[Begin]

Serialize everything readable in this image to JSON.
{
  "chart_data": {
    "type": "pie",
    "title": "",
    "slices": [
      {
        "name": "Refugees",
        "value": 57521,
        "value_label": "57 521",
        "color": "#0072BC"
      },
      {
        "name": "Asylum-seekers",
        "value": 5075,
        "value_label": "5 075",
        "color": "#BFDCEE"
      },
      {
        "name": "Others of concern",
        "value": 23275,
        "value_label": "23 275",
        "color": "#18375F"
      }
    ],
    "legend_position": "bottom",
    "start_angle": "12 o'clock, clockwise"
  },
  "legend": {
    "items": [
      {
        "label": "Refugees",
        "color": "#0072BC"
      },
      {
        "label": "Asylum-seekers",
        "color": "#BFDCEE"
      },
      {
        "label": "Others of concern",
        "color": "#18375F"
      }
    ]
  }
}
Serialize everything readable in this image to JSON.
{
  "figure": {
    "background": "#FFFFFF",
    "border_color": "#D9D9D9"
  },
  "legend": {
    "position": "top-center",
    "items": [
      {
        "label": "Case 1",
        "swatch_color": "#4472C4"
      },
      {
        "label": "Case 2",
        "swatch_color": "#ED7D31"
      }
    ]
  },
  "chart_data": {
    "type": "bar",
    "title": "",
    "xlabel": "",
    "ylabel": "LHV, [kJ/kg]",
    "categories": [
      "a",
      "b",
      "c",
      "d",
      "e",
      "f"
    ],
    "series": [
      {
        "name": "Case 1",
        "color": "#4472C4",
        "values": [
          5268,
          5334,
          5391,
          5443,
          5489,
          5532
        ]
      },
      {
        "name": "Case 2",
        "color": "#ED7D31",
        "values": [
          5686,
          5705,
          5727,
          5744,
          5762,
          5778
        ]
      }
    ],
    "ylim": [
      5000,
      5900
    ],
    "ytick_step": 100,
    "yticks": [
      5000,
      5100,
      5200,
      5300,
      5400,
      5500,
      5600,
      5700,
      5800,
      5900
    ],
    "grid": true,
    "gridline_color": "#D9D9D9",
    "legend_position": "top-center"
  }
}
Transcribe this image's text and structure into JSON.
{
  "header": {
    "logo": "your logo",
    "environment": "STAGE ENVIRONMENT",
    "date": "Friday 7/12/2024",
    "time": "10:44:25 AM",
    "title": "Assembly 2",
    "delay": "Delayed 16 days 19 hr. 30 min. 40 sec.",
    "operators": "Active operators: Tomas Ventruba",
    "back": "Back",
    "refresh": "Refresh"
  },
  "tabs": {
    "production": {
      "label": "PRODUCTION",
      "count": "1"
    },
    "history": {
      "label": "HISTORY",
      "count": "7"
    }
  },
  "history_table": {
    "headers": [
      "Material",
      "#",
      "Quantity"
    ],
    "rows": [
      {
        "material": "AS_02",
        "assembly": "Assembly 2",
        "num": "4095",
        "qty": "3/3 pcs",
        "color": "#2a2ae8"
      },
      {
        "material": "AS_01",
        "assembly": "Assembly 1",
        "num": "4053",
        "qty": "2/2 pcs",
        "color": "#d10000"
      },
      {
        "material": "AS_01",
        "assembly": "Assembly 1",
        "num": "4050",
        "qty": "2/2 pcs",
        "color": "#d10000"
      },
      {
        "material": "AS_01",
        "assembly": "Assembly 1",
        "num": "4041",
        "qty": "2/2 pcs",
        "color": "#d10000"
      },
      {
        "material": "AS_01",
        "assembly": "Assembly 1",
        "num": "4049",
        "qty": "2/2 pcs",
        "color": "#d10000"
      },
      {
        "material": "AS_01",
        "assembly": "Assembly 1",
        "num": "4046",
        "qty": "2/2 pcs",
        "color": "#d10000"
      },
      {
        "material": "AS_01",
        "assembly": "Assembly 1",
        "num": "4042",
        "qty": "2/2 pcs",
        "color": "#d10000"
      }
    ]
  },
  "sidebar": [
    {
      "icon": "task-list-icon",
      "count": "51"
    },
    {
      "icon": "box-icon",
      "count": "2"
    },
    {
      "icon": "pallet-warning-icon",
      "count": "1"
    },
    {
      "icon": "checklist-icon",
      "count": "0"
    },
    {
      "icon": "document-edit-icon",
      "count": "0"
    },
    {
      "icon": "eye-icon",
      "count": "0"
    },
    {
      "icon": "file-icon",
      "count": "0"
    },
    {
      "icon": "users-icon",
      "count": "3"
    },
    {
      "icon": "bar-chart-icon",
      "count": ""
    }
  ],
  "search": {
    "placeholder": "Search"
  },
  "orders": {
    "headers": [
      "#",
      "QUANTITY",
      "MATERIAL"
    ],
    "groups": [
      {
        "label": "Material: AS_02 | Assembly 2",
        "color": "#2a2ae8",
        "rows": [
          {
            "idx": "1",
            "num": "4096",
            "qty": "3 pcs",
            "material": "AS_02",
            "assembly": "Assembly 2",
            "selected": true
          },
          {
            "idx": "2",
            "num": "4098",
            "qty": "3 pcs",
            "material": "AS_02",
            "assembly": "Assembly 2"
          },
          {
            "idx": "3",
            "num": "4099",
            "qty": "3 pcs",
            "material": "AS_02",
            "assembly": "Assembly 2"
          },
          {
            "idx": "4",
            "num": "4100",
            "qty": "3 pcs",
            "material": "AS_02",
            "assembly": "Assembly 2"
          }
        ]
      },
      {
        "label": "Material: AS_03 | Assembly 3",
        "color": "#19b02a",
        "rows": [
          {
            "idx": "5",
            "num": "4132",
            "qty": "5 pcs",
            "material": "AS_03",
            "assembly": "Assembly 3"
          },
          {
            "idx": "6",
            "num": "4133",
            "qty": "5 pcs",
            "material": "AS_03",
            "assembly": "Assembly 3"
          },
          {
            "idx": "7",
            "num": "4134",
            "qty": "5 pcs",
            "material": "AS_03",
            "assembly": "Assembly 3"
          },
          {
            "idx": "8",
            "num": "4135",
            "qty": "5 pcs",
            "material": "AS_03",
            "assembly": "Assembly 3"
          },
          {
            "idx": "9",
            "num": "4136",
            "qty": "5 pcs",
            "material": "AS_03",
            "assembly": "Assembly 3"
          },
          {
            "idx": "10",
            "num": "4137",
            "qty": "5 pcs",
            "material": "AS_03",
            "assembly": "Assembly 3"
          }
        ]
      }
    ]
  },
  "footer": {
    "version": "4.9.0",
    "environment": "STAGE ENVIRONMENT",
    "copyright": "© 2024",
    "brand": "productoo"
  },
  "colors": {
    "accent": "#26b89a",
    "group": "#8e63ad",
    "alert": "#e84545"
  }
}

[End]

Restate each of the entries above verbatim.

In response →
Serialize everything readable in this image to JSON.
{
  "chart_data": {
    "type": "pie",
    "title": "",
    "slices": [
      {
        "name": "Refugees",
        "value": 57521,
        "value_label": "57 521",
        "color": "#0072BC"
      },
      {
        "name": "Asylum-seekers",
        "value": 5075,
        "value_label": "5 075",
        "color": "#BFDCEE"
      },
      {
        "name": "Others of concern",
        "value": 23275,
        "value_label": "23 275",
        "color": "#18375F"
      }
    ],
    "legend_position": "bottom",
    "start_angle": "12 o'clock, clockwise"
  },
  "legend": {
    "items": [
      {
        "label": "Refugees",
        "color": "#0072BC"
      },
      {
        "label": "Asylum-seekers",
        "color": "#BFDCEE"
      },
      {
        "label": "Others of concern",
        "color": "#18375F"
      }
    ]
  }
}
Serialize everything readable in this image to JSON.
{
  "figure": {
    "background": "#FFFFFF",
    "border_color": "#D9D9D9"
  },
  "legend": {
    "position": "top-center",
    "items": [
      {
        "label": "Case 1",
        "swatch_color": "#4472C4"
      },
      {
        "label": "Case 2",
        "swatch_color": "#ED7D31"
      }
    ]
  },
  "chart_data": {
    "type": "bar",
    "title": "",
    "xlabel": "",
    "ylabel": "LHV, [kJ/kg]",
    "categories": [
      "a",
      "b",
      "c",
      "d",
      "e",
      "f"
    ],
    "series": [
      {
        "name": "Case 1",
        "color": "#4472C4",
        "values": [
          5268,
          5334,
          5391,
          5443,
          5489,
          5532
        ]
      },
      {
        "name": "Case 2",
        "color": "#ED7D31",
        "values": [
          5686,
          5705,
          5727,
          5744,
          5762,
          5778
        ]
      }
    ],
    "ylim": [
      5000,
      5900
    ],
    "ytick_step": 100,
    "yticks": [
      5000,
      5100,
      5200,
      5300,
      5400,
      5500,
      5600,
      5700,
      5800,
      5900
    ],
    "grid": true,
    "gridline_color": "#D9D9D9",
    "legend_position": "top-center"
  }
}
Transcribe this image's text and structure into JSON.
{
  "header": {
    "logo": "your logo",
    "environment": "STAGE ENVIRONMENT",
    "date": "Friday 7/12/2024",
    "time": "10:44:25 AM",
    "title": "Assembly 2",
    "delay": "Delayed 16 days 19 hr. 30 min. 40 sec.",
    "operators": "Active operators: Tomas Ventruba",
    "back": "Back",
    "refresh": "Refresh"
  },
  "tabs": {
    "production": {
      "label": "PRODUCTION",
      "count": "1"
    },
    "history": {
      "label": "HISTORY",
      "count": "7"
    }
  },
  "history_table": {
    "headers": [
      "Material",
      "#",
      "Quantity"
    ],
    "rows": [
      {
        "material": "AS_02",
        "assembly": "Assembly 2",
        "num": "4095",
        "qty": "3/3 pcs",
        "color": "#2a2ae8"
      },
      {
        "material": "AS_01",
        "assembly": "Assembly 1",
        "num": "4053",
        "qty": "2/2 pcs",
        "color": "#d10000"
      },
      {
        "material": "AS_01",
        "assembly": "Assembly 1",
        "num": "4050",
        "qty": "2/2 pcs",
        "color": "#d10000"
      },
      {
        "material": "AS_01",
        "assembly": "Assembly 1",
        "num": "4041",
        "qty": "2/2 pcs",
        "color": "#d10000"
      },
      {
        "material": "AS_01",
        "assembly": "Assembly 1",
        "num": "4049",
        "qty": "2/2 pcs",
        "color": "#d10000"
      },
      {
        "material": "AS_01",
        "assembly": "Assembly 1",
        "num": "4046",
        "qty": "2/2 pcs",
        "color": "#d10000"
      },
      {
        "material": "AS_01",
        "assembly": "Assembly 1",
        "num": "4042",
        "qty": "2/2 pcs",
        "color": "#d10000"
      }
    ]
  },
  "sidebar": [
    {
      "icon": "task-list-icon",
      "count": "51"
    },
    {
      "icon": "box-icon",
      "count": "2"
    },
    {
      "icon": "pallet-warning-icon",
      "count": "1"
    },
    {
      "icon": "checklist-icon",
      "count": "0"
    },
    {
      "icon": "document-edit-icon",
      "count": "0"
    },
    {
      "icon": "eye-icon",
      "count": "0"
    },
    {
      "icon": "file-icon",
      "count": "0"
    },
    {
      "icon": "users-icon",
      "count": "3"
    },
    {
      "icon": "bar-chart-icon",
      "count": ""
    }
  ],
  "search": {
    "placeholder": "Search"
  },
  "orders": {
    "headers": [
      "#",
      "QUANTITY",
      "MATERIAL"
    ],
    "groups": [
      {
        "label": "Material: AS_02 | Assembly 2",
        "color": "#2a2ae8",
        "rows": [
          {
            "idx": "1",
            "num": "4096",
            "qty": "3 pcs",
            "material": "AS_02",
            "assembly": "Assembly 2",
            "selected": true
          },
          {
            "idx": "2",
            "num": "4098",
            "qty": "3 pcs",
            "material": "AS_02",
            "assembly": "Assembly 2"
          },
          {
            "idx": "3",
            "num": "4099",
            "qty": "3 pcs",
            "material": "AS_02",
            "assembly": "Assembly 2"
          },
          {
            "idx": "4",
            "num": "4100",
            "qty": "3 pcs",
            "material": "AS_02",
            "assembly": "Assembly 2"
          }
        ]
      },
      {
        "label": "Material: AS_03 | Assembly 3",
        "color": "#19b02a",
        "rows": [
          {
            "idx": "5",
            "num": "4132",
            "qty": "5 pcs",
            "material": "AS_03",
            "assembly": "Assembly 3"
          },
          {
            "idx": "6",
            "num": "4133",
            "qty": "5 pcs",
            "material": "AS_03",
            "assembly": "Assembly 3"
          },
          {
            "idx": "7",
            "num": "4134",
            "qty": "5 pcs",
            "material": "AS_03",
            "assembly": "Assembly 3"
          },
          {
            "idx": "8",
            "num": "4135",
            "qty": "5 pcs",
            "material": "AS_03",
            "assembly": "Assembly 3"
          },
          {
            "idx": "9",
            "num": "4136",
            "qty": "5 pcs",
            "material": "AS_03",
            "assembly": "Assembly 3"
          },
          {
            "idx": "10",
            "num": "4137",
            "qty": "5 pcs",
            "material": "AS_03",
            "assembly": "Assembly 3"
          }
        ]
      }
    ]
  },
  "footer": {
    "version": "4.9.0",
    "environment": "STAGE ENVIRONMENT",
    "copyright": "© 2024",
    "brand": "productoo"
  },
  "colors": {
    "accent": "#26b89a",
    "group": "#8e63ad",
    "alert": "#e84545"
  }
}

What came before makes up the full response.